◆ **Stated task**: In the October 2020 newsletter, which two antique typewriters sit on the cupboard beneath the shelf?

◆ **Selected passage**:

--- begin ---

Welcome to my 46th newsletter – October 2020!
On A Personal Note
September was a fairly quiet, uneventful month… actually, no… who am I kidding? There were a few things that made September an interesting and busy month! Aside from the editing work I’ve been doing on the sideline, I also had to undertake the Herculean task of migrating my website from WordPress.com’s hosting to a new home. The newly migrated site is pretty much sorted out now, but if you find any glitches, like broken links or missing images etc. please do let me know! I also added a ecommerce functionality to the site – now that I’m able to use plugins – and visitors can buy eBooks direct from the shop page now without having to go to other online shops – isn’t that nice? 🙂
On the social side, I had a brilliant email interview with fellow South African author Simon Corn this past month, you can read that from the link further along!
Further afield, I indulged my love for woodworking this past few weeks, and finally got round to building that bookshelf I longed for to complete the feel of the ‘study’ corner of our lounge! As you can see in the photo, it’s in the corner (which makes it stronger – a must to hold all that weight haha) and it’s filled with an array of some of my favorite books – fiction and non-fiction! Our Star Wars collection of memorabilia fills the gaps quite nicely too! The shelf above the window is home to the bulk of my collection of antique telephones, and beneath the shelf – on a cupboard you can barely see in the photo – are two antique typewriters, a 1939 Remington, and a 1952 Olivetti, both in good working order!

--- end ---

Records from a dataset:
--- begin ---

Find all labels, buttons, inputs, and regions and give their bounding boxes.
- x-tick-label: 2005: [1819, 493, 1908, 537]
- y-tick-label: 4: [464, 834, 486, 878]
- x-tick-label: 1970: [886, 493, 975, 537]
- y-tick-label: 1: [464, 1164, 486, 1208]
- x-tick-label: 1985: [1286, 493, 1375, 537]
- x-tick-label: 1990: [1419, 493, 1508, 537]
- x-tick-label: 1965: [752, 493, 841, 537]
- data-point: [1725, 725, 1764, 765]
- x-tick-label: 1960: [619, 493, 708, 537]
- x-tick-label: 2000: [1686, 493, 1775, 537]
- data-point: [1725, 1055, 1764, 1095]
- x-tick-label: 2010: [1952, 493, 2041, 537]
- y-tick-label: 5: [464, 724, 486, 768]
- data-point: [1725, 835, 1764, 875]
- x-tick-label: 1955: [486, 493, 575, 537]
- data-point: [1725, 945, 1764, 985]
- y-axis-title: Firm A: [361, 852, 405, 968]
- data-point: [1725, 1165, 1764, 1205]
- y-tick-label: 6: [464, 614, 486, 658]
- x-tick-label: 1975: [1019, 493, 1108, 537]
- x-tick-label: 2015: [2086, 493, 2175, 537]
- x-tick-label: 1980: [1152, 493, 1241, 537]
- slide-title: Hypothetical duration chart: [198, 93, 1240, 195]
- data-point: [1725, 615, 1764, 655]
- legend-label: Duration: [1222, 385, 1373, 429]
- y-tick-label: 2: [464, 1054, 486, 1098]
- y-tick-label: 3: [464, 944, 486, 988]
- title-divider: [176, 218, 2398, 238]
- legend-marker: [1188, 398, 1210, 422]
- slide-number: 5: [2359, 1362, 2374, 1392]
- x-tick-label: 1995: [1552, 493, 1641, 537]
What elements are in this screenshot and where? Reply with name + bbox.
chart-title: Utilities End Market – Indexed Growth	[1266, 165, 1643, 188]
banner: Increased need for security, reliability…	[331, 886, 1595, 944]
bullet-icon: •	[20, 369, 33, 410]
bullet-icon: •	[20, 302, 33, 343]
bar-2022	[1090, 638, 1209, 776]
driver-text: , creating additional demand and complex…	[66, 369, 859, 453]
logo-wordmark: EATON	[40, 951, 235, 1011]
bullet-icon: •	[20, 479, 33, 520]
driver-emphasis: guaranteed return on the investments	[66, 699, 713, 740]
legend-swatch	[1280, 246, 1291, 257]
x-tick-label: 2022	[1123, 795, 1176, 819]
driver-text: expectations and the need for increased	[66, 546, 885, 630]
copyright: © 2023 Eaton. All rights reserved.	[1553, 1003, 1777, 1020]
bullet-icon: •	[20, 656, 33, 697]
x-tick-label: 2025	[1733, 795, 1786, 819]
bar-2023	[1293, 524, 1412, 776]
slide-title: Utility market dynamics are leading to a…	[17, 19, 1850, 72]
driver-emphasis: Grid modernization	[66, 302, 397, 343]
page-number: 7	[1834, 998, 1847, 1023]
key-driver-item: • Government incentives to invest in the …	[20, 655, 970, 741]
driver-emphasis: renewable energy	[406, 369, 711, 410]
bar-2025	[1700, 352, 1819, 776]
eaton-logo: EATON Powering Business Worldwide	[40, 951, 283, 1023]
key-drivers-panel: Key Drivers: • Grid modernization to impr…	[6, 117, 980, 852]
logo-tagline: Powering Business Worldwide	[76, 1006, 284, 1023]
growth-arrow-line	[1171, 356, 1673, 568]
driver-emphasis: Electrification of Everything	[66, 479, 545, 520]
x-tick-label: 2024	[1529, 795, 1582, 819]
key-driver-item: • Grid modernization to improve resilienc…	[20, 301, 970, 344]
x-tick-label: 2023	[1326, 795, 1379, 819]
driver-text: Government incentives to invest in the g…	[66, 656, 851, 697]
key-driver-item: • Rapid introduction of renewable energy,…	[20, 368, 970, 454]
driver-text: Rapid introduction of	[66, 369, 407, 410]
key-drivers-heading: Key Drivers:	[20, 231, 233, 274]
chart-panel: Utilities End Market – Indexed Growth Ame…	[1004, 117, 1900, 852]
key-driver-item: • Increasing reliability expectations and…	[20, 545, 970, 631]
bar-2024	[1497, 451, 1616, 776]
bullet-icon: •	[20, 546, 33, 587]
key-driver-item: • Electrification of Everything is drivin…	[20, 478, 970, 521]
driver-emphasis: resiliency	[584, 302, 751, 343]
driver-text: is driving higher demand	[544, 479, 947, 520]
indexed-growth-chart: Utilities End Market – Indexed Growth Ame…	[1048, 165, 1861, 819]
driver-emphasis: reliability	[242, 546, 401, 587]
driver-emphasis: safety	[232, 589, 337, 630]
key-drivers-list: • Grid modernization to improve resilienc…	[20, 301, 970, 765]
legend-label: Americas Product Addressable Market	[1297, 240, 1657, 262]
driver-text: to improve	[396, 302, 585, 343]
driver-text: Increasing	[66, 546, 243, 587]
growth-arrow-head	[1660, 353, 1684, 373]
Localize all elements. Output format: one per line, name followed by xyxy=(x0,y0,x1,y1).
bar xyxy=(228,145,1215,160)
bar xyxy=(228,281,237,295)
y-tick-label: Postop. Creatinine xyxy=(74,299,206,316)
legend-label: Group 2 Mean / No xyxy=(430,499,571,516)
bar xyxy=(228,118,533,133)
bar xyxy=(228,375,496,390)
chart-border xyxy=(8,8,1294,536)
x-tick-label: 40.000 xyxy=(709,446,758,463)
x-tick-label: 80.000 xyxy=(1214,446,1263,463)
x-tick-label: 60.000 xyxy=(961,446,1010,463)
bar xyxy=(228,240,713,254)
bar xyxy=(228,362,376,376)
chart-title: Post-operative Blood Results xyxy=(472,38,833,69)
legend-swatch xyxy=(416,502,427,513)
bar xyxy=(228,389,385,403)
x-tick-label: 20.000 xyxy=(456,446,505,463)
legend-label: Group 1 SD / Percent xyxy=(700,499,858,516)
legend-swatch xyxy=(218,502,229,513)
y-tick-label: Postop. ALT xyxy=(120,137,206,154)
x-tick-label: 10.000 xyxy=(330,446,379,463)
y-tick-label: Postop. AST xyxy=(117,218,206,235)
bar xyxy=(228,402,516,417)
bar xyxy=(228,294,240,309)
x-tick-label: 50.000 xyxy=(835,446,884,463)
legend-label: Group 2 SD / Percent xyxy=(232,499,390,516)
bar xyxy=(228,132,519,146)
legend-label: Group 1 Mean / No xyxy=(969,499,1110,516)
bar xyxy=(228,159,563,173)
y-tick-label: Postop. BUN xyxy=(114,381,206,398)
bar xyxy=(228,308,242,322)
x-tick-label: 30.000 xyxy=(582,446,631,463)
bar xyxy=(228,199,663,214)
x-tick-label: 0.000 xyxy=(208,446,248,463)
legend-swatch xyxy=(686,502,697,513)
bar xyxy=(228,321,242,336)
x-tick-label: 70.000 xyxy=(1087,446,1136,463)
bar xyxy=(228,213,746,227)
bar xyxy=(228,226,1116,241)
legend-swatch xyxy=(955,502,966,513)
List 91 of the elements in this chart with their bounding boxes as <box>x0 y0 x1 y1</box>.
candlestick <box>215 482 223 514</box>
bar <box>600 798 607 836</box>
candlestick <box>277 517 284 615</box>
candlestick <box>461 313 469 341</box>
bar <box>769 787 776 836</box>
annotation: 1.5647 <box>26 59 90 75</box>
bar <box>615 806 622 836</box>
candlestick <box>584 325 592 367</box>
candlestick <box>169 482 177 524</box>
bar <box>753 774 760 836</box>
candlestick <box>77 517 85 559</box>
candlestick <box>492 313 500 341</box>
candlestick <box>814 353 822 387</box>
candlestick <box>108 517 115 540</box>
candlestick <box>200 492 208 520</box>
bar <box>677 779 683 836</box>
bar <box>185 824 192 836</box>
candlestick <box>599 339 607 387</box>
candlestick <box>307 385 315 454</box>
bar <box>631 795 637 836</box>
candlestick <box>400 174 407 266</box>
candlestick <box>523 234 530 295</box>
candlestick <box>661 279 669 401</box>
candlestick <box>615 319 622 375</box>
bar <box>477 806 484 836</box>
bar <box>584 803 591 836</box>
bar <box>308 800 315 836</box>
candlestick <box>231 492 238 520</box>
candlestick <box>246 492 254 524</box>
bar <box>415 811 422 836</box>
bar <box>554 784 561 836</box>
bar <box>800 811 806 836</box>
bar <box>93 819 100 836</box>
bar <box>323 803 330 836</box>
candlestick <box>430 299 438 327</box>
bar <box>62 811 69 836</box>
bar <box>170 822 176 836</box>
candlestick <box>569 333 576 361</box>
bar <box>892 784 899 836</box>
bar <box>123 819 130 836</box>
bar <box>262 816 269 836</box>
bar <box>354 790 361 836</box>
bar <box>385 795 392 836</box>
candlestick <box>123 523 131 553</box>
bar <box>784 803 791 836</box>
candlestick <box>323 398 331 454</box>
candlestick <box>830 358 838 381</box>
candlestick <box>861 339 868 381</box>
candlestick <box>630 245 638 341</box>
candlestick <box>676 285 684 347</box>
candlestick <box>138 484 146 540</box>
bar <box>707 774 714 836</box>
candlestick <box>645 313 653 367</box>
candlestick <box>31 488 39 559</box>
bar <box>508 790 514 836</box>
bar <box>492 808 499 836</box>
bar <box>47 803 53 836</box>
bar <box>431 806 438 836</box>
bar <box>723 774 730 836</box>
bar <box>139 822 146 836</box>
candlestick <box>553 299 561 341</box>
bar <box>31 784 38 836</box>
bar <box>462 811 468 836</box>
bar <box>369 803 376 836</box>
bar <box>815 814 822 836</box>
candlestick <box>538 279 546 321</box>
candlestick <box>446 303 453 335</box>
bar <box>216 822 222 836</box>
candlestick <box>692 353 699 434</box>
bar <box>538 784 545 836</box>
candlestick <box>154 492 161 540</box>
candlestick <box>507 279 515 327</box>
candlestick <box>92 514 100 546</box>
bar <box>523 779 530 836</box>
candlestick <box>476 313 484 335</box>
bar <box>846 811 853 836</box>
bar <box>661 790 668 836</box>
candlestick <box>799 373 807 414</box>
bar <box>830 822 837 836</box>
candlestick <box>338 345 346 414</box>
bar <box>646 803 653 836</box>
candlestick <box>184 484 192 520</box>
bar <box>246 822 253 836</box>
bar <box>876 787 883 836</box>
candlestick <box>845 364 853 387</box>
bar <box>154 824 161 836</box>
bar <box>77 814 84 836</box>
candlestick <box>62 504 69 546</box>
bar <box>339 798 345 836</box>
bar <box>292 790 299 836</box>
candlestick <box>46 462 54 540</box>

--- end ---

◆ **Written answer**: A 1939 Remington and a 1952 Olivetti.